* _Problem statement_
Quote every line as written. Omit pictures.

------ Material for this exercise ------

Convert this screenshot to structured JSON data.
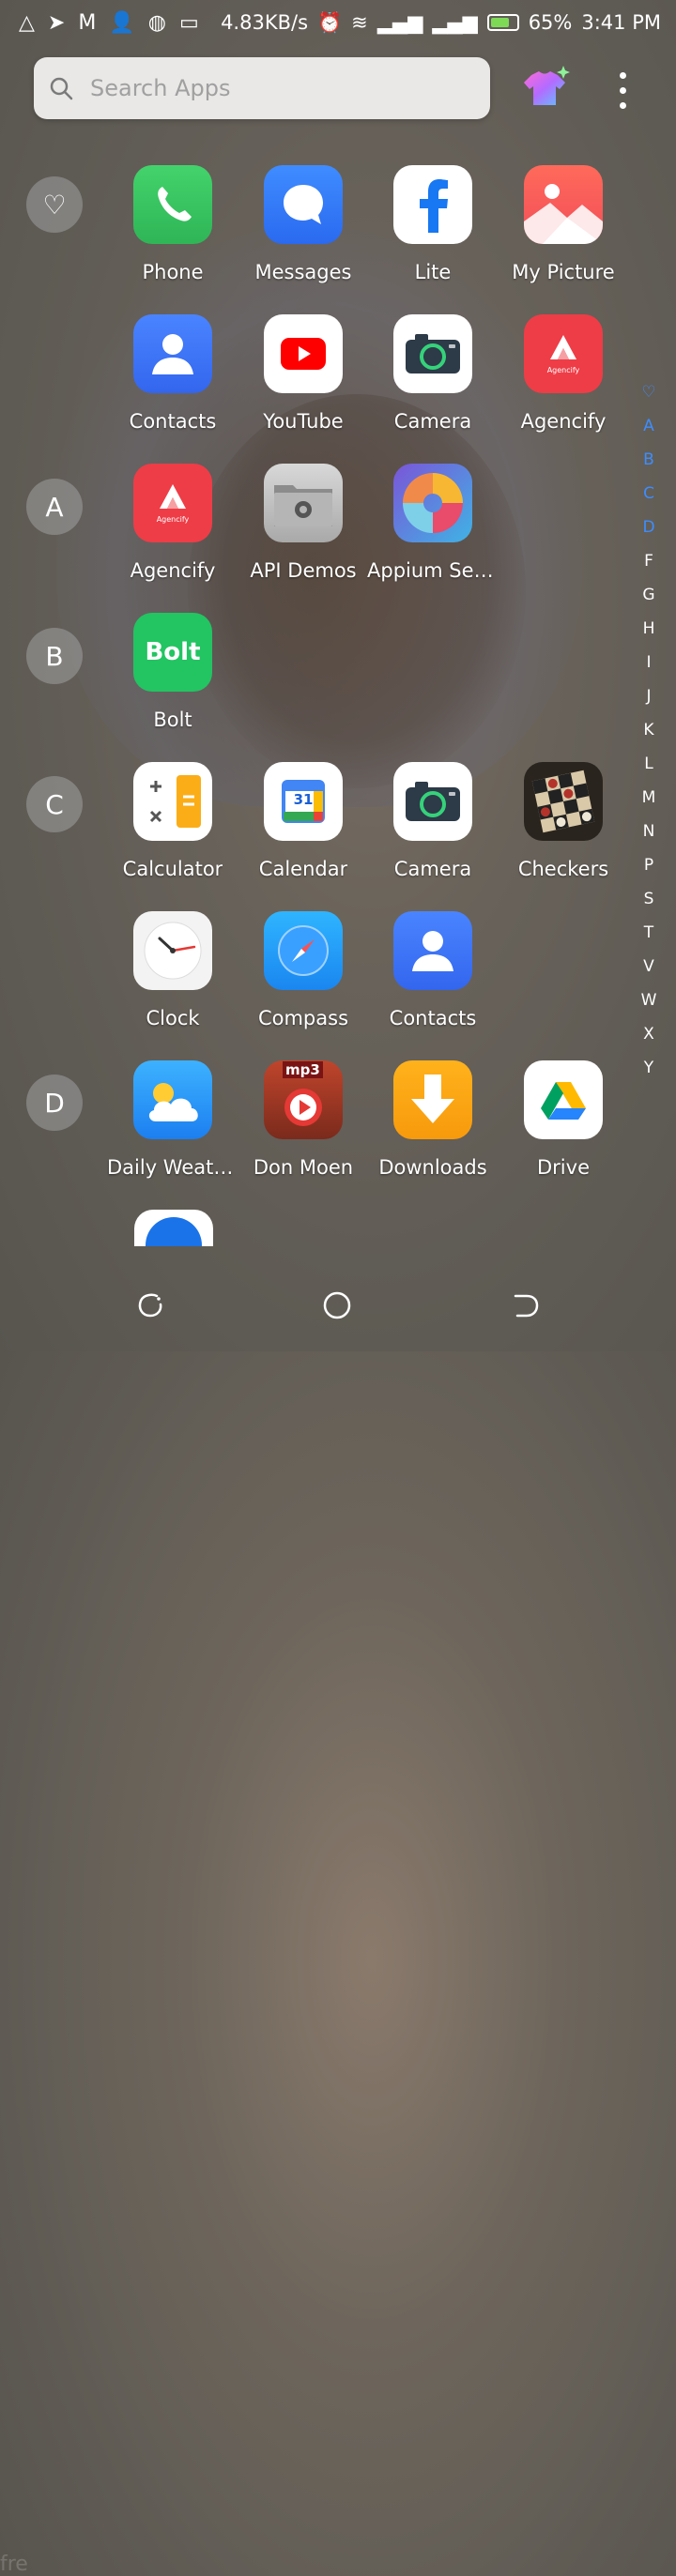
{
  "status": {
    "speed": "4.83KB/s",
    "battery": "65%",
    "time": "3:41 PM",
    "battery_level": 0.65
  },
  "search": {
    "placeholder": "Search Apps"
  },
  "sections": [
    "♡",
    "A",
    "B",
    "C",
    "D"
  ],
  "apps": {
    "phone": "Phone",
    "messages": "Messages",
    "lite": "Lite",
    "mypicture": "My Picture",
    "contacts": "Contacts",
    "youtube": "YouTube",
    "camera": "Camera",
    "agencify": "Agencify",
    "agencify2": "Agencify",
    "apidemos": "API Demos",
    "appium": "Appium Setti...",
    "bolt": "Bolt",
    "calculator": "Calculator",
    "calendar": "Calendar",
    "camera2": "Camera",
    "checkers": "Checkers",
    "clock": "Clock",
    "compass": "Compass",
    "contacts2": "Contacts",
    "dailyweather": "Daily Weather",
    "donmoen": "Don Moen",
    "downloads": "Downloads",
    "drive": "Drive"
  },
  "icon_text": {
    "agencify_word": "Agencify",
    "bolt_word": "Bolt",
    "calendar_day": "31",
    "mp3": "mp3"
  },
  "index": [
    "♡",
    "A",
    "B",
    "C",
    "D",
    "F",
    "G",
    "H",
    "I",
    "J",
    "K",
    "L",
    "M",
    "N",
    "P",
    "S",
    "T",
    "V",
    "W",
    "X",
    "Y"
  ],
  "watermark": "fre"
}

------

* _Response below_
Convert this screenshot to structured JSON data.
{
  "status": {
    "speed": "4.83KB/s",
    "battery": "65%",
    "time": "3:41 PM",
    "battery_level": 0.65
  },
  "search": {
    "placeholder": "Search Apps"
  },
  "sections": [
    "♡",
    "A",
    "B",
    "C",
    "D"
  ],
  "apps": {
    "phone": "Phone",
    "messages": "Messages",
    "lite": "Lite",
    "mypicture": "My Picture",
    "contacts": "Contacts",
    "youtube": "YouTube",
    "camera": "Camera",
    "agencify": "Agencify",
    "agencify2": "Agencify",
    "apidemos": "API Demos",
    "appium": "Appium Setti...",
    "bolt": "Bolt",
    "calculator": "Calculator",
    "calendar": "Calendar",
    "camera2": "Camera",
    "checkers": "Checkers",
    "clock": "Clock",
    "compass": "Compass",
    "contacts2": "Contacts",
    "dailyweather": "Daily Weather",
    "donmoen": "Don Moen",
    "downloads": "Downloads",
    "drive": "Drive"
  },
  "icon_text": {
    "agencify_word": "Agencify",
    "bolt_word": "Bolt",
    "calendar_day": "31",
    "mp3": "mp3"
  },
  "index": [
    "♡",
    "A",
    "B",
    "C",
    "D",
    "F",
    "G",
    "H",
    "I",
    "J",
    "K",
    "L",
    "M",
    "N",
    "P",
    "S",
    "T",
    "V",
    "W",
    "X",
    "Y"
  ],
  "watermark": "fre"
}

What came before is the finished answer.